* Start *
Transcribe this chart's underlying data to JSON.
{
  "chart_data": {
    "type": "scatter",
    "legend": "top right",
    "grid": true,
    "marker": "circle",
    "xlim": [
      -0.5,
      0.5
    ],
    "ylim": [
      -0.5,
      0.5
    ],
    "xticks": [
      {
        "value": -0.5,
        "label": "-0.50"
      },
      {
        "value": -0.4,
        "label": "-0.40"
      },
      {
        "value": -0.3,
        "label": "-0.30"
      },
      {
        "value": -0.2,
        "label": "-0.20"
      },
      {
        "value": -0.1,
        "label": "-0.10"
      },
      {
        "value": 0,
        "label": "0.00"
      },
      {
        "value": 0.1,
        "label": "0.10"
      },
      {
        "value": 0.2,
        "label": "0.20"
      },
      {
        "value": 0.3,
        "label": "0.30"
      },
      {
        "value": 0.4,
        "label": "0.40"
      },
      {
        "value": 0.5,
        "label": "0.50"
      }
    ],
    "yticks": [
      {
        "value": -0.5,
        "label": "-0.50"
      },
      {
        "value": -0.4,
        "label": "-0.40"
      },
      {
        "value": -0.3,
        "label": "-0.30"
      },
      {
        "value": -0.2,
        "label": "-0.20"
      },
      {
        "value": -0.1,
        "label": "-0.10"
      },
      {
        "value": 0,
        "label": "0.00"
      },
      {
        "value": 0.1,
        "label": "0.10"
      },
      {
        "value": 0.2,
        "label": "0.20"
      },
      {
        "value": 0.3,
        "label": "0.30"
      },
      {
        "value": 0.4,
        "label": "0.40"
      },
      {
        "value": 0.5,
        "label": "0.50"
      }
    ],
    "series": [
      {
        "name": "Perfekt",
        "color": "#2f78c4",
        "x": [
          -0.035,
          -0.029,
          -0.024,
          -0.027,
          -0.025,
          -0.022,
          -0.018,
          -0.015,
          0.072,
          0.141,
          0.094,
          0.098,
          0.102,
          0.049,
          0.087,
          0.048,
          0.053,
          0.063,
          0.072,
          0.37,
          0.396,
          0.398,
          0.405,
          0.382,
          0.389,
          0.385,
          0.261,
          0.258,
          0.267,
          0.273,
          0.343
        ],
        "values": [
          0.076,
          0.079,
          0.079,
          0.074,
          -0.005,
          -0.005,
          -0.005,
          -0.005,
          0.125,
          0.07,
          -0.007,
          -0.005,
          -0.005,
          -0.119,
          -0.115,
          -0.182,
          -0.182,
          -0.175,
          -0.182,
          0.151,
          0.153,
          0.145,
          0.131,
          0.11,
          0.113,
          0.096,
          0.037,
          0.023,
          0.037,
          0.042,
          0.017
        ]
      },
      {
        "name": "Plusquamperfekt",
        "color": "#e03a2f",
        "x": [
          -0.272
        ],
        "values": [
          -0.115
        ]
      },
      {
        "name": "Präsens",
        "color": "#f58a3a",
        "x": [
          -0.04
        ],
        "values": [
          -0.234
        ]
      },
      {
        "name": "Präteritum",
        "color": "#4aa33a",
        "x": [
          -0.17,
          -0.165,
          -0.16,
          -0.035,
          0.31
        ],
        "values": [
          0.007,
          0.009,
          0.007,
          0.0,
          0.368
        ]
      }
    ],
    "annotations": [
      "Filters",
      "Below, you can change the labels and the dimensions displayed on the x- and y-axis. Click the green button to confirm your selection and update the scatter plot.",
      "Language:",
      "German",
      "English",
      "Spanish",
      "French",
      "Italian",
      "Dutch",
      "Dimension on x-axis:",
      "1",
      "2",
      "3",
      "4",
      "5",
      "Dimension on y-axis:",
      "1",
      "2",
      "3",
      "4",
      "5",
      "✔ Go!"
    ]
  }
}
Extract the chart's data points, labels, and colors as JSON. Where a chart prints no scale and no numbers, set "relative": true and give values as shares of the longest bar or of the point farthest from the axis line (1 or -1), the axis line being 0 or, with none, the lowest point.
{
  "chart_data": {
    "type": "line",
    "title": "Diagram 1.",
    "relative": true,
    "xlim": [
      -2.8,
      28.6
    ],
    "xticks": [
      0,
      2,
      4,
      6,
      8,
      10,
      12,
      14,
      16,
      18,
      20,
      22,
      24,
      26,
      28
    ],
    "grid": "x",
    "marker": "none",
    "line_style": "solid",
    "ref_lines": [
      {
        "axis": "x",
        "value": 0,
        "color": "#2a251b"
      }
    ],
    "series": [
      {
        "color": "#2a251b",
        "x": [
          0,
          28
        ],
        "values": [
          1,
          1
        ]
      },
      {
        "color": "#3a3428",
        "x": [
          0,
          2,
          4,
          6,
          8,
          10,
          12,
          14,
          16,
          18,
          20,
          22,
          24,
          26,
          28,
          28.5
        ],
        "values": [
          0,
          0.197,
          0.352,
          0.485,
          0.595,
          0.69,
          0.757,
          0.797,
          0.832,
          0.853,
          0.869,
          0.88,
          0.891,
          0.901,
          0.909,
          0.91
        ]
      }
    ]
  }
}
* End *
→ INSTRUCTIONS FOR THE TASK:
Repeat the data exactly. Leave nothing out.

→ THE SOLUTION:
Transcribe this chart's underlying data to JSON.
{
  "chart_data": {
    "type": "scatter",
    "legend": "top right",
    "grid": true,
    "marker": "circle",
    "xlim": [
      -0.5,
      0.5
    ],
    "ylim": [
      -0.5,
      0.5
    ],
    "xticks": [
      {
        "value": -0.5,
        "label": "-0.50"
      },
      {
        "value": -0.4,
        "label": "-0.40"
      },
      {
        "value": -0.3,
        "label": "-0.30"
      },
      {
        "value": -0.2,
        "label": "-0.20"
      },
      {
        "value": -0.1,
        "label": "-0.10"
      },
      {
        "value": 0,
        "label": "0.00"
      },
      {
        "value": 0.1,
        "label": "0.10"
      },
      {
        "value": 0.2,
        "label": "0.20"
      },
      {
        "value": 0.3,
        "label": "0.30"
      },
      {
        "value": 0.4,
        "label": "0.40"
      },
      {
        "value": 0.5,
        "label": "0.50"
      }
    ],
    "yticks": [
      {
        "value": -0.5,
        "label": "-0.50"
      },
      {
        "value": -0.4,
        "label": "-0.40"
      },
      {
        "value": -0.3,
        "label": "-0.30"
      },
      {
        "value": -0.2,
        "label": "-0.20"
      },
      {
        "value": -0.1,
        "label": "-0.10"
      },
      {
        "value": 0,
        "label": "0.00"
      },
      {
        "value": 0.1,
        "label": "0.10"
      },
      {
        "value": 0.2,
        "label": "0.20"
      },
      {
        "value": 0.3,
        "label": "0.30"
      },
      {
        "value": 0.4,
        "label": "0.40"
      },
      {
        "value": 0.5,
        "label": "0.50"
      }
    ],
    "series": [
      {
        "name": "Perfekt",
        "color": "#2f78c4",
        "x": [
          -0.035,
          -0.029,
          -0.024,
          -0.027,
          -0.025,
          -0.022,
          -0.018,
          -0.015,
          0.072,
          0.141,
          0.094,
          0.098,
          0.102,
          0.049,
          0.087,
          0.048,
          0.053,
          0.063,
          0.072,
          0.37,
          0.396,
          0.398,
          0.405,
          0.382,
          0.389,
          0.385,
          0.261,
          0.258,
          0.267,
          0.273,
          0.343
        ],
        "values": [
          0.076,
          0.079,
          0.079,
          0.074,
          -0.005,
          -0.005,
          -0.005,
          -0.005,
          0.125,
          0.07,
          -0.007,
          -0.005,
          -0.005,
          -0.119,
          -0.115,
          -0.182,
          -0.182,
          -0.175,
          -0.182,
          0.151,
          0.153,
          0.145,
          0.131,
          0.11,
          0.113,
          0.096,
          0.037,
          0.023,
          0.037,
          0.042,
          0.017
        ]
      },
      {
        "name": "Plusquamperfekt",
        "color": "#e03a2f",
        "x": [
          -0.272
        ],
        "values": [
          -0.115
        ]
      },
      {
        "name": "Präsens",
        "color": "#f58a3a",
        "x": [
          -0.04
        ],
        "values": [
          -0.234
        ]
      },
      {
        "name": "Präteritum",
        "color": "#4aa33a",
        "x": [
          -0.17,
          -0.165,
          -0.16,
          -0.035,
          0.31
        ],
        "values": [
          0.007,
          0.009,
          0.007,
          0.0,
          0.368
        ]
      }
    ],
    "annotations": [
      "Filters",
      "Below, you can change the labels and the dimensions displayed on the x- and y-axis. Click the green button to confirm your selection and update the scatter plot.",
      "Language:",
      "German",
      "English",
      "Spanish",
      "French",
      "Italian",
      "Dutch",
      "Dimension on x-axis:",
      "1",
      "2",
      "3",
      "4",
      "5",
      "Dimension on y-axis:",
      "1",
      "2",
      "3",
      "4",
      "5",
      "✔ Go!"
    ]
  }
}
Extract the chart's data points, labels, and colors as JSON. Where a chart prints no scale and no numbers, set "relative": true and give values as shares of the longest bar or of the point farthest from the axis line (1 or -1), the axis line being 0 or, with none, the lowest point.
{
  "chart_data": {
    "type": "line",
    "title": "Diagram 1.",
    "relative": true,
    "xlim": [
      -2.8,
      28.6
    ],
    "xticks": [
      0,
      2,
      4,
      6,
      8,
      10,
      12,
      14,
      16,
      18,
      20,
      22,
      24,
      26,
      28
    ],
    "grid": "x",
    "marker": "none",
    "line_style": "solid",
    "ref_lines": [
      {
        "axis": "x",
        "value": 0,
        "color": "#2a251b"
      }
    ],
    "series": [
      {
        "color": "#2a251b",
        "x": [
          0,
          28
        ],
        "values": [
          1,
          1
        ]
      },
      {
        "color": "#3a3428",
        "x": [
          0,
          2,
          4,
          6,
          8,
          10,
          12,
          14,
          16,
          18,
          20,
          22,
          24,
          26,
          28,
          28.5
        ],
        "values": [
          0,
          0.197,
          0.352,
          0.485,
          0.595,
          0.69,
          0.757,
          0.797,
          0.832,
          0.853,
          0.869,
          0.88,
          0.891,
          0.901,
          0.909,
          0.91
        ]
      }
    ]
  }
}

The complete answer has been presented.